Extracted entries
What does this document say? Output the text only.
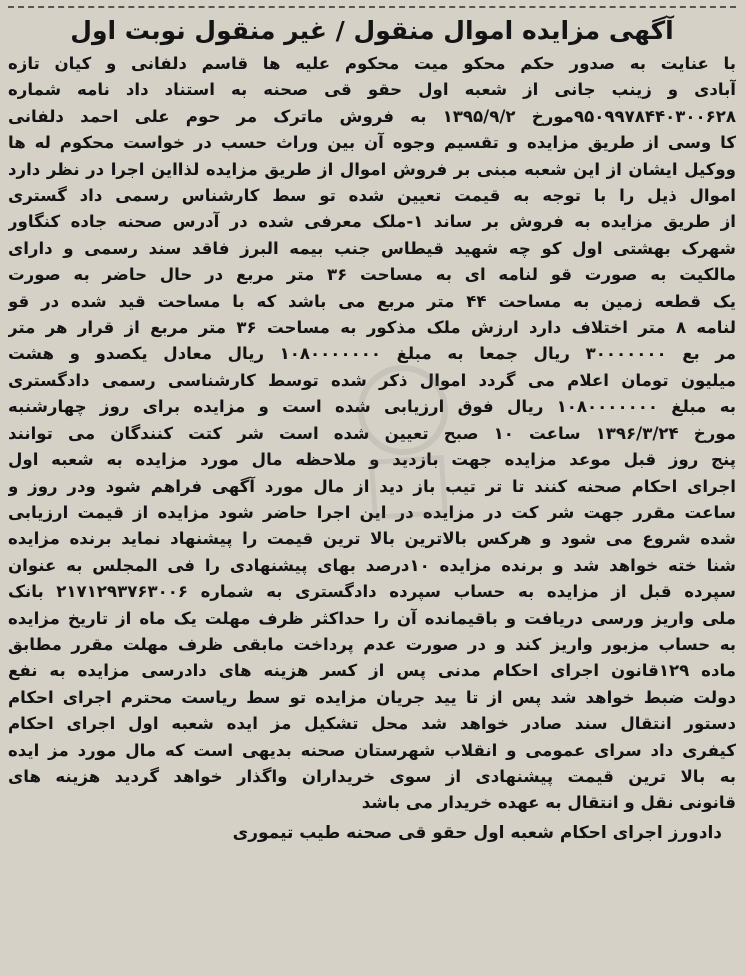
آگهی مزایده اموال منقول / غیر منقول نوبت اول
با عنایت به صدور حکم محکو میت محکوم علیه ها قاسم دلفانی و کیان تازه
آبادی و زینب جانی از شعبه اول حقو قی صحنه به استناد داد نامه شماره
۹۵۰۹۹۷۸۴۴۰۳۰۰۶۲۸مورخ ۱۳۹۵/۹/۲ به فروش ماترک مر حوم علی احمد دلفانی
کا وسی از طریق مزایده و تقسیم وجوه آن بین وراث حسب در خواست محکوم له ها
ووکیل ایشان از این شعبه مبنی بر فروش اموال از طریق مزایده لذااین اجرا در نظر دارد
اموال ذیل را با توجه به قیمت تعیین شده تو سط کارشناس رسمی داد گستری
از طریق مزایده به فروش بر ساند ۱-ملک معرفی شده در آدرس صحنه جاده کنگاور
شهرک بهشتی اول کو چه شهید قیطاس جنب بیمه البرز فاقد سند رسمی و دارای
مالکیت به صورت قو لنامه ای به مساحت ۳۶ متر مربع در حال حاضر به صورت
یک قطعه زمین به مساحت ۴۴ متر مربع می باشد که با مساحت قید شده در قو
لنامه ۸ متر اختلاف دارد ارزش ملک مذکور به مساحت ۳۶ متر مربع از قرار هر متر
مر بع ۳۰۰۰۰۰۰۰ ریال جمعا به مبلغ ۱۰۸۰۰۰۰۰۰۰ ریال معادل یکصدو و هشت
میلیون تومان اعلام می گردد اموال ذکر شده توسط کارشناسی رسمی دادگستری
به مبلغ ۱۰۸۰۰۰۰۰۰۰ ریال فوق ارزیابی شده است و مزایده برای روز چهارشنبه
مورخ ۱۳۹۶/۳/۲۴ ساعت ۱۰ صبح تعیین شده است شر کتت کنندگان می توانند
پنج روز قبل موعد مزایده جهت بازدید و ملاحظه مال مورد مزایده به شعبه اول
اجرای احکام صحنه کنند تا تر تیب باز دید از مال مورد آگهی فراهم شود ودر روز و
ساعت مقرر جهت شر کت در مزایده در این اجرا حاضر شود مزایده از قیمت ارزیابی
شده شروع می شود و هرکس بالاترین بالا ترین قیمت را پیشنهاد نماید برنده مزایده
شنا خته خواهد شد و برنده مزایده ۱۰درصد بهای پیشنهادی را فی المجلس به عنوان
سپرده قبل از مزایده به حساب سپرده دادگستری به شماره ۲۱۷۱۲۹۳۷۶۳۰۰۶ بانک
ملی واریز ورسی دریافت و باقیمانده آن را حداکثر ظرف مهلت یک ماه از تاریخ مزایده
به حساب مزبور واریز کند و در صورت عدم پرداخت مابقی ظرف مهلت مقرر مطابق
ماده ۱۲۹قانون اجرای احکام مدنی پس از کسر هزینه های دادرسی مزایده به نفع
دولت ضبط خواهد شد پس از تا یید جریان مزایده تو سط ریاست محترم اجرای احکام
دستور انتقال سند صادر خواهد شد محل تشکیل مز ایده شعبه اول اجرای احکام
کیفری داد سرای عمومی و انقلاب شهرستان صحنه بدیهی است که مال مورد مز ایده
به بالا ترین قیمت پیشنهادی از سوی خریداران واگذار خواهد گردید هزینه های
قانونی نقل و انتقال به عهده خریدار می باشد
دادورز اجرای احکام شعبه اول حقو قی صحنه طیب تیموری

Given task
Each line above that holds the string "آگهی" should be copied and shown.

Result for this task
آگهی مزایده اموال منقول / غیر منقول نوبت اول
اجرای احکام صحنه کنند تا تر تیب باز دید از مال مورد آگهی فراهم شود ودر روز و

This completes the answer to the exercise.